--- THE TASK ---
All of the data should be repeated exactly; pictures are not part of the copy.

--- THE RECORDS ---
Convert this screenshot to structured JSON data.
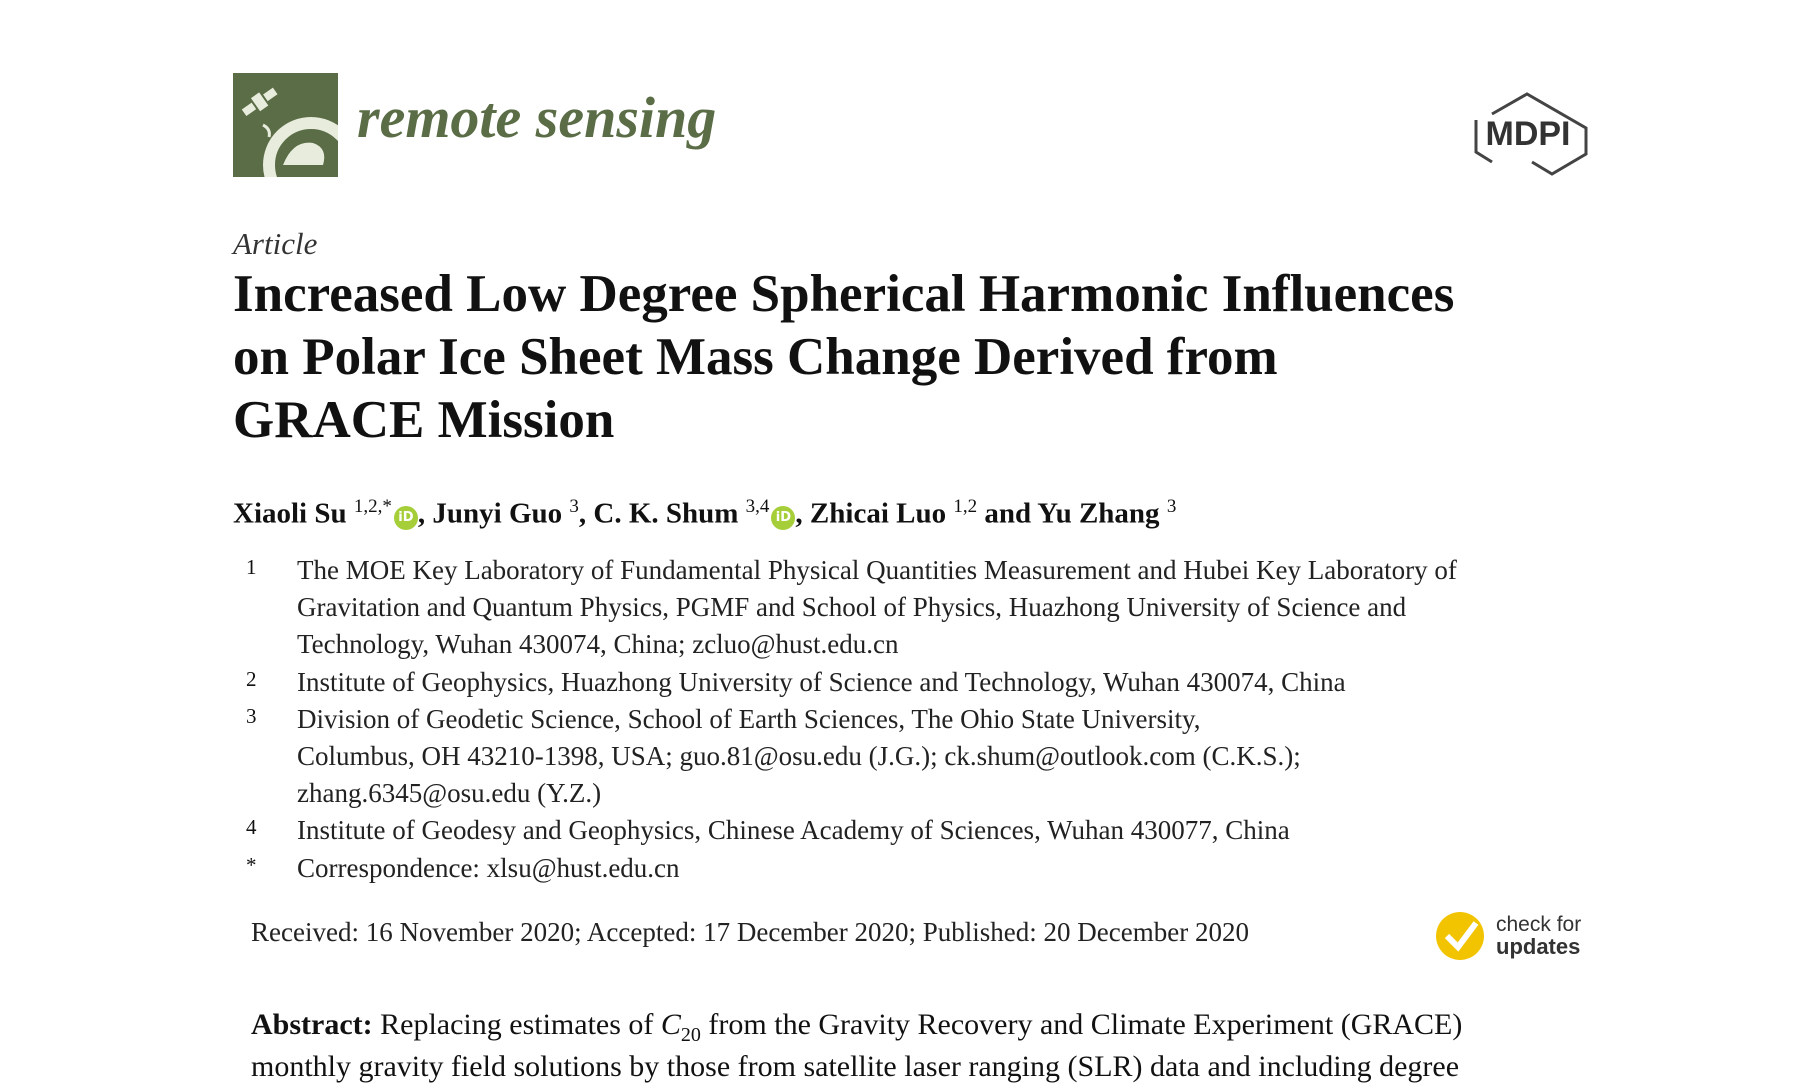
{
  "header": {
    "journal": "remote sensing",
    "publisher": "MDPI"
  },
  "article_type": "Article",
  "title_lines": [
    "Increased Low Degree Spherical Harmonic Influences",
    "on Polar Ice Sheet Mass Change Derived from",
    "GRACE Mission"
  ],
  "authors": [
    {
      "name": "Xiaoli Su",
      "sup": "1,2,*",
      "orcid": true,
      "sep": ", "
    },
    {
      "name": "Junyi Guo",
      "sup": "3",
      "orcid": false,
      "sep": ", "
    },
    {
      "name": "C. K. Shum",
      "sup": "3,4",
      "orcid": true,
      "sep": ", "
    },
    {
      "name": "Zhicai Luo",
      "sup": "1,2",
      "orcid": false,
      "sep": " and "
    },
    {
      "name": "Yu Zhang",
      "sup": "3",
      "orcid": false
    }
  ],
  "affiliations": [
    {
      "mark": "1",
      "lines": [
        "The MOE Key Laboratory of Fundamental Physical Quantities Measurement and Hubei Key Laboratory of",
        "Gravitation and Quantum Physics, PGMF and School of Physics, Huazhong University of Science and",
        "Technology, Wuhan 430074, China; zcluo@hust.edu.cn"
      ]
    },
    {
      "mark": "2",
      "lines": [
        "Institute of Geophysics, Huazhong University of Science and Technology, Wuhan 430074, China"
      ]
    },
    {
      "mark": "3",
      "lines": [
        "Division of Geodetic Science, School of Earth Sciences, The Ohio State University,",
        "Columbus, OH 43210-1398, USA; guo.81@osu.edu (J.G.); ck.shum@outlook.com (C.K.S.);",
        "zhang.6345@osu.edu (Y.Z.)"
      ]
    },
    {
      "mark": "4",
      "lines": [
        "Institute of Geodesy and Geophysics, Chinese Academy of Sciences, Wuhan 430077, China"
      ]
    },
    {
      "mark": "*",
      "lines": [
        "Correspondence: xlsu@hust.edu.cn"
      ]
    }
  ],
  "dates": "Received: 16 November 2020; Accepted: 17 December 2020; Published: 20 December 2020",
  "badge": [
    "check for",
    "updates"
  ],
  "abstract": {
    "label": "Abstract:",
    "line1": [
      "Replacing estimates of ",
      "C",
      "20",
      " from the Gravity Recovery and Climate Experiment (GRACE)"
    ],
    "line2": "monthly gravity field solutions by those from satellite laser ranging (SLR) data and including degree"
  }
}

--- TASK RESPONSE ---
Convert this screenshot to structured JSON data.
{
  "header": {
    "journal": "remote sensing",
    "publisher": "MDPI"
  },
  "article_type": "Article",
  "title_lines": [
    "Increased Low Degree Spherical Harmonic Influences",
    "on Polar Ice Sheet Mass Change Derived from",
    "GRACE Mission"
  ],
  "authors": [
    {
      "name": "Xiaoli Su",
      "sup": "1,2,*",
      "orcid": true,
      "sep": ", "
    },
    {
      "name": "Junyi Guo",
      "sup": "3",
      "orcid": false,
      "sep": ", "
    },
    {
      "name": "C. K. Shum",
      "sup": "3,4",
      "orcid": true,
      "sep": ", "
    },
    {
      "name": "Zhicai Luo",
      "sup": "1,2",
      "orcid": false,
      "sep": " and "
    },
    {
      "name": "Yu Zhang",
      "sup": "3",
      "orcid": false
    }
  ],
  "affiliations": [
    {
      "mark": "1",
      "lines": [
        "The MOE Key Laboratory of Fundamental Physical Quantities Measurement and Hubei Key Laboratory of",
        "Gravitation and Quantum Physics, PGMF and School of Physics, Huazhong University of Science and",
        "Technology, Wuhan 430074, China; zcluo@hust.edu.cn"
      ]
    },
    {
      "mark": "2",
      "lines": [
        "Institute of Geophysics, Huazhong University of Science and Technology, Wuhan 430074, China"
      ]
    },
    {
      "mark": "3",
      "lines": [
        "Division of Geodetic Science, School of Earth Sciences, The Ohio State University,",
        "Columbus, OH 43210-1398, USA; guo.81@osu.edu (J.G.); ck.shum@outlook.com (C.K.S.);",
        "zhang.6345@osu.edu (Y.Z.)"
      ]
    },
    {
      "mark": "4",
      "lines": [
        "Institute of Geodesy and Geophysics, Chinese Academy of Sciences, Wuhan 430077, China"
      ]
    },
    {
      "mark": "*",
      "lines": [
        "Correspondence: xlsu@hust.edu.cn"
      ]
    }
  ],
  "dates": "Received: 16 November 2020; Accepted: 17 December 2020; Published: 20 December 2020",
  "badge": [
    "check for",
    "updates"
  ],
  "abstract": {
    "label": "Abstract:",
    "line1": [
      "Replacing estimates of ",
      "C",
      "20",
      " from the Gravity Recovery and Climate Experiment (GRACE)"
    ],
    "line2": "monthly gravity field solutions by those from satellite laser ranging (SLR) data and including degree"
  }
}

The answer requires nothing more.